• **PROBLEM DETAILS**: Count up the lines in the following listing that hold the word "ostr", then give only that count.

Stored data:

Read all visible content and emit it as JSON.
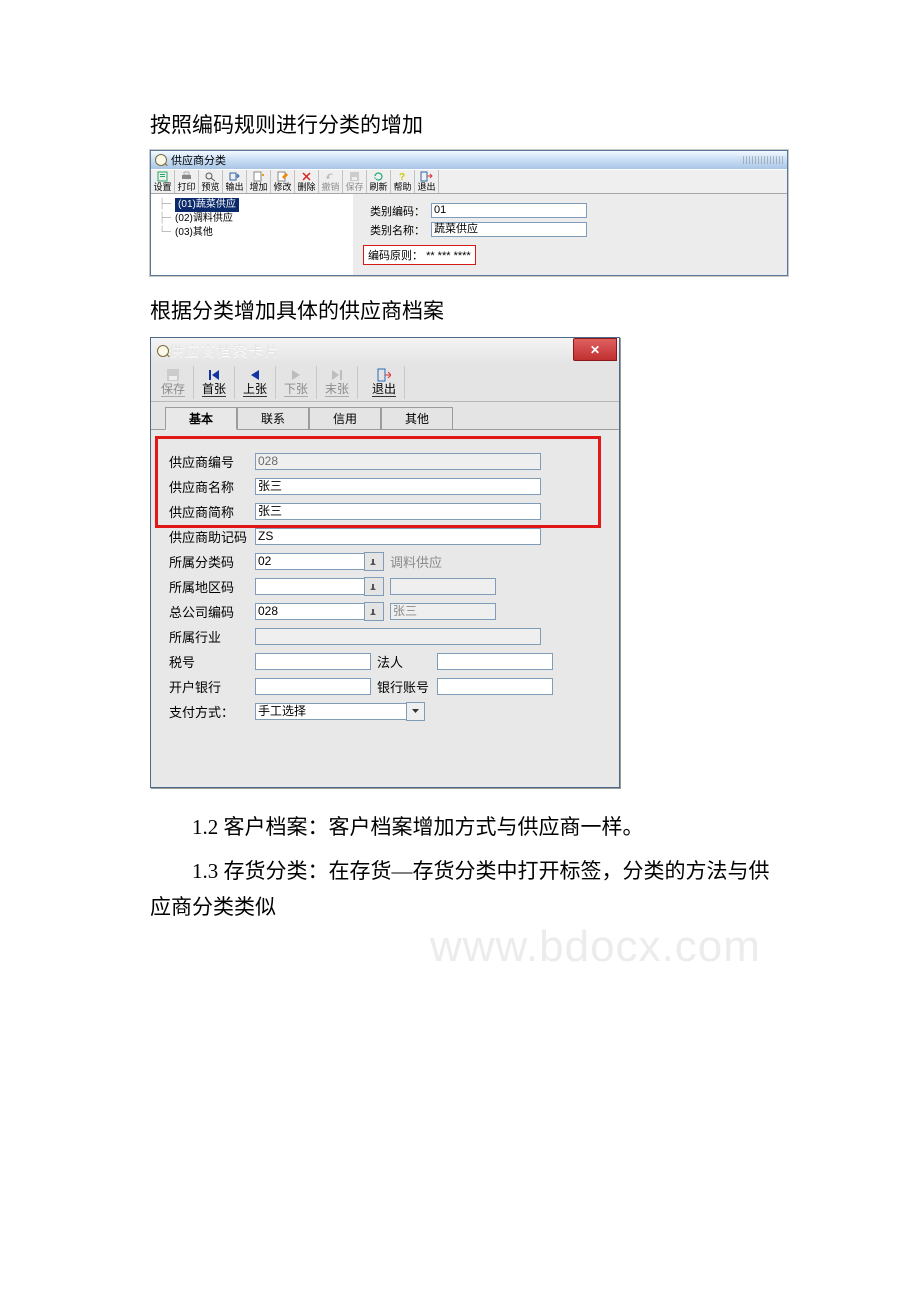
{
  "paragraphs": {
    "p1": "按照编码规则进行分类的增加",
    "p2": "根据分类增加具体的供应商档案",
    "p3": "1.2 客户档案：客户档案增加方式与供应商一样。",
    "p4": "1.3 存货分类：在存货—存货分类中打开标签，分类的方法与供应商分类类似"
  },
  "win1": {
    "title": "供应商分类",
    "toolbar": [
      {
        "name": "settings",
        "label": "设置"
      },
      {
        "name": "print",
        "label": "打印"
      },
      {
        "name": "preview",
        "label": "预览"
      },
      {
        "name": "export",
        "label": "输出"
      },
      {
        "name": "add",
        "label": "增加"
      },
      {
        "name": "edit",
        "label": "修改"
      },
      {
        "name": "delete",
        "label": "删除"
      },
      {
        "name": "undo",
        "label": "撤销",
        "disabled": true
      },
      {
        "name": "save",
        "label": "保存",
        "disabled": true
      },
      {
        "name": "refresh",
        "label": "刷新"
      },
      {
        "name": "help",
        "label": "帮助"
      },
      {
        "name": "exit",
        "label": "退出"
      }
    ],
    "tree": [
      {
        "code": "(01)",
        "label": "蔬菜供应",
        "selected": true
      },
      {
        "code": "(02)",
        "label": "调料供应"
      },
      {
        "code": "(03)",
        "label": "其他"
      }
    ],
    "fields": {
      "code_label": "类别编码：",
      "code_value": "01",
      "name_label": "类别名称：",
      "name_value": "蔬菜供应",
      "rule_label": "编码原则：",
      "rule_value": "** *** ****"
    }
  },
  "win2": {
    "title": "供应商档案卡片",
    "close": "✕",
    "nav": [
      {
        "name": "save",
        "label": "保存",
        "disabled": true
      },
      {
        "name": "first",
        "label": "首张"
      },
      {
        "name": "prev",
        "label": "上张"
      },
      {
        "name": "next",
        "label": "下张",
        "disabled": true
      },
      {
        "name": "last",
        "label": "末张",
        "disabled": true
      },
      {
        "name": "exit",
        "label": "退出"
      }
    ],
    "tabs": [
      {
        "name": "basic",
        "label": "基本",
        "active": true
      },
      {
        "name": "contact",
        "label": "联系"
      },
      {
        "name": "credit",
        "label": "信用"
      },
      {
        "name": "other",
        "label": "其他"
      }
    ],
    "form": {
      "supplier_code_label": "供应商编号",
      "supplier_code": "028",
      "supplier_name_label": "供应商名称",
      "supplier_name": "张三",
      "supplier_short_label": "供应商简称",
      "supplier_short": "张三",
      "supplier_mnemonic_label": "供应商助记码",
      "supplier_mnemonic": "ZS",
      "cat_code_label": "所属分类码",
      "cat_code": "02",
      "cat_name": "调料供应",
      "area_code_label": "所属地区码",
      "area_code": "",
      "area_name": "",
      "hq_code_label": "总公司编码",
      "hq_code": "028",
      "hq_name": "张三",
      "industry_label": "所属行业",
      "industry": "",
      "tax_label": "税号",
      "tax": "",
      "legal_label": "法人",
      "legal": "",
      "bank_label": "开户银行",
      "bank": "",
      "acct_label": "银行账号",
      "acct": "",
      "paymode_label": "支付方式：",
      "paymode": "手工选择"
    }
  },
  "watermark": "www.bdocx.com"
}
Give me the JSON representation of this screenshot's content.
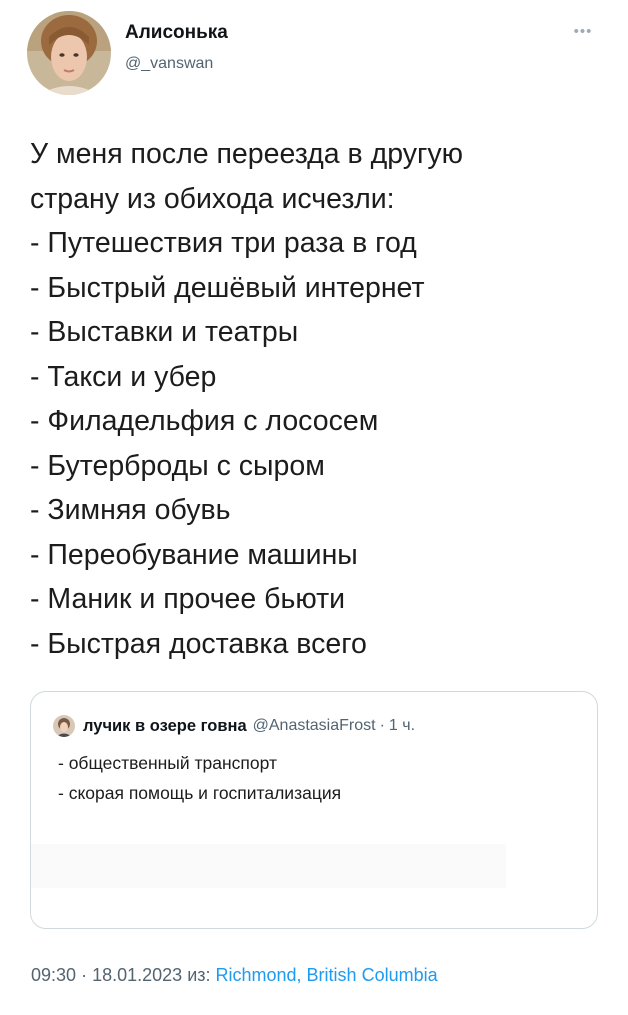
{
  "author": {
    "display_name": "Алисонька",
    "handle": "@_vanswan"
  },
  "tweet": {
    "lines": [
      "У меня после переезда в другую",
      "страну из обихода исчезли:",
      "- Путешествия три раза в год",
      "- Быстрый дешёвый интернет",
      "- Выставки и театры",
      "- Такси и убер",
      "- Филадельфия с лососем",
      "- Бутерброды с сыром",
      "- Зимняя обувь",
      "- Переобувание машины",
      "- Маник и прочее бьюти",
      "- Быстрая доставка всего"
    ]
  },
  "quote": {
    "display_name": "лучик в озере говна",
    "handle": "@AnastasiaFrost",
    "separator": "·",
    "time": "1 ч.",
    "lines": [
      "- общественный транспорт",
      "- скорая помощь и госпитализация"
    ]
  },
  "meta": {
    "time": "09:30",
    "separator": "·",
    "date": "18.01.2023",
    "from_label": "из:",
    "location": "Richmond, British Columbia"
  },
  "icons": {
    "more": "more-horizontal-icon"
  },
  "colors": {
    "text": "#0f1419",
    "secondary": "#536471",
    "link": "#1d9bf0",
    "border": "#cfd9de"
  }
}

...

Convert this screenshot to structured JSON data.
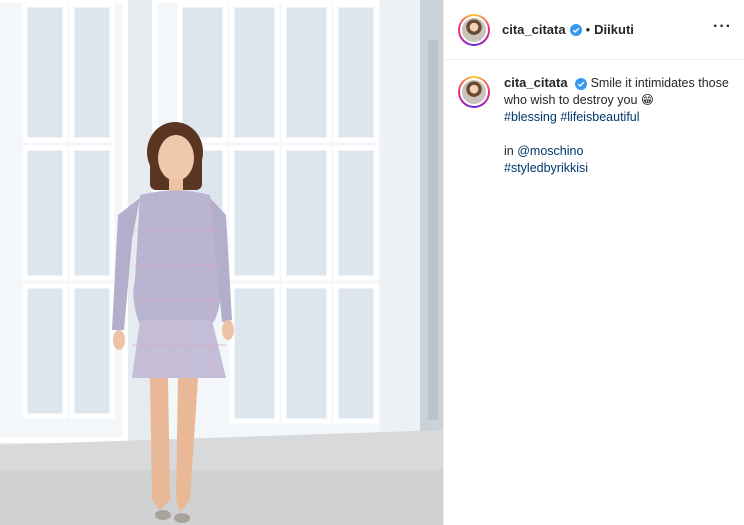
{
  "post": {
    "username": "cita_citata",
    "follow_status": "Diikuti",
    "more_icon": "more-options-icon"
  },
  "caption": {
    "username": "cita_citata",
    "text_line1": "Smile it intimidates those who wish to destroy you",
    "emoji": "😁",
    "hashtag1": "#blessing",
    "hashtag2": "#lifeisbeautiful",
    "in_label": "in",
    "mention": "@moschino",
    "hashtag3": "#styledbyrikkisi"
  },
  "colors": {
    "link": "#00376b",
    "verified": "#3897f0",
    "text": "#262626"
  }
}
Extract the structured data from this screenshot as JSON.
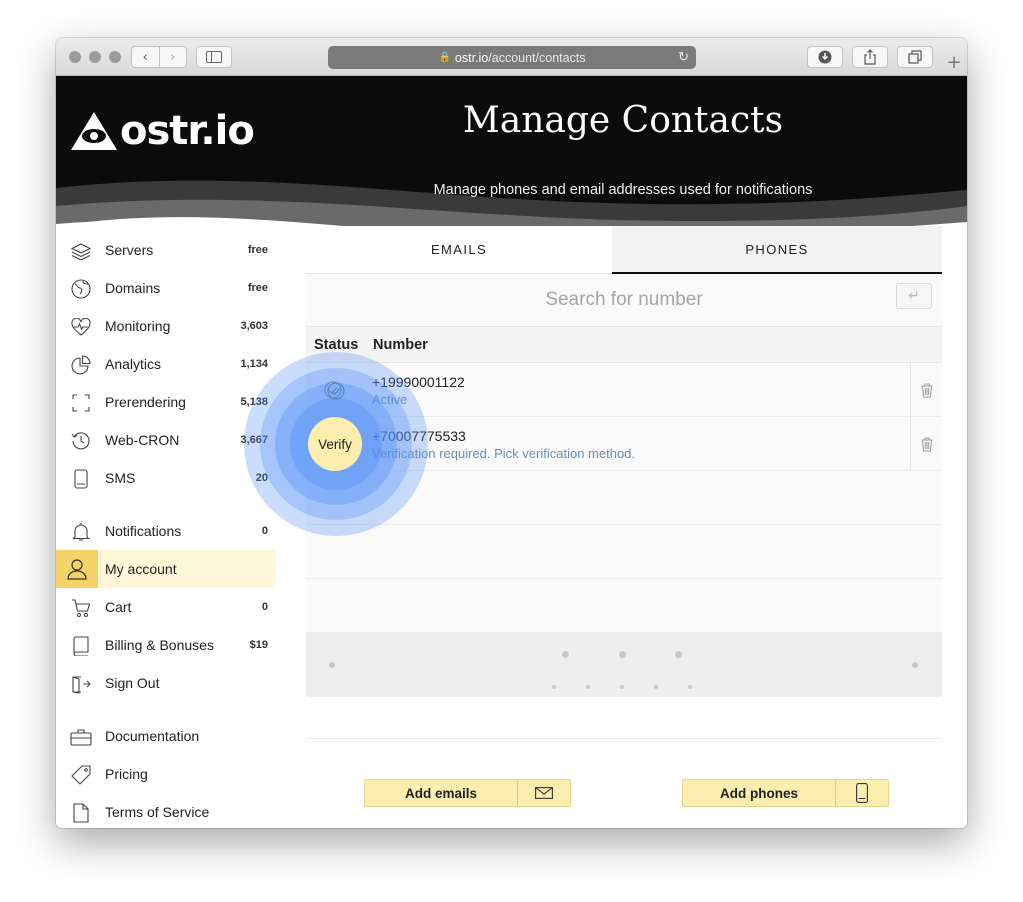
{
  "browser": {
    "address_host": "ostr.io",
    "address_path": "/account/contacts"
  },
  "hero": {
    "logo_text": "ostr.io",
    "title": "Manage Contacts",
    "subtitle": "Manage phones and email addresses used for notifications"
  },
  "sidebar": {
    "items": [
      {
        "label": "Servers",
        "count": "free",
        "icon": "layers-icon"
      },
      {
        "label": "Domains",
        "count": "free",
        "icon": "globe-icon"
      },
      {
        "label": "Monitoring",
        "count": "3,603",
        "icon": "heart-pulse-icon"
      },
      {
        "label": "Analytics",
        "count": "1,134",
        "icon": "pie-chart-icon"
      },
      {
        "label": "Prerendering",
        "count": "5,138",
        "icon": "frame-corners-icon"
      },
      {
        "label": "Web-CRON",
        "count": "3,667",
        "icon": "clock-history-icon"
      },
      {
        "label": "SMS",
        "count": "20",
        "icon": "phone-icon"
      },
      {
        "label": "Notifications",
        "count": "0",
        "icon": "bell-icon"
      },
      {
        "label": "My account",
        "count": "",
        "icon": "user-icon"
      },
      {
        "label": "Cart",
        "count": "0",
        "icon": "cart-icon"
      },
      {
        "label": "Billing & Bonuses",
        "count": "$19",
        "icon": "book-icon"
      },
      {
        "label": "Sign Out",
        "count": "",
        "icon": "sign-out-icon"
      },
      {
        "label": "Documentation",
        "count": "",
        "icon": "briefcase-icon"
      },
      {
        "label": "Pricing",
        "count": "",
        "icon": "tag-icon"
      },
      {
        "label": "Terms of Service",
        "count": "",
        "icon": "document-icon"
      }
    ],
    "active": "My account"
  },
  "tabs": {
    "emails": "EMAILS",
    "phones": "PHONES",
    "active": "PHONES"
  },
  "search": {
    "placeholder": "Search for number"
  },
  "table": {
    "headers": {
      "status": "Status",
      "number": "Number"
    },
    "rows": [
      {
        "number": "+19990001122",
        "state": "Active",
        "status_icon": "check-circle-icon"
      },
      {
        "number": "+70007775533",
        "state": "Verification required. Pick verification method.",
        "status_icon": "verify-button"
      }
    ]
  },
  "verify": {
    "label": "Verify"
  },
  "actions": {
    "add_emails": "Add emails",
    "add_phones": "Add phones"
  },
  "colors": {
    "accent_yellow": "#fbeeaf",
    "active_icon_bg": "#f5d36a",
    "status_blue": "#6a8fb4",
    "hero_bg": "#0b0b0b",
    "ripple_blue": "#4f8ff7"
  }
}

• **RESPONSE FOR THIS EXERCISE**: 2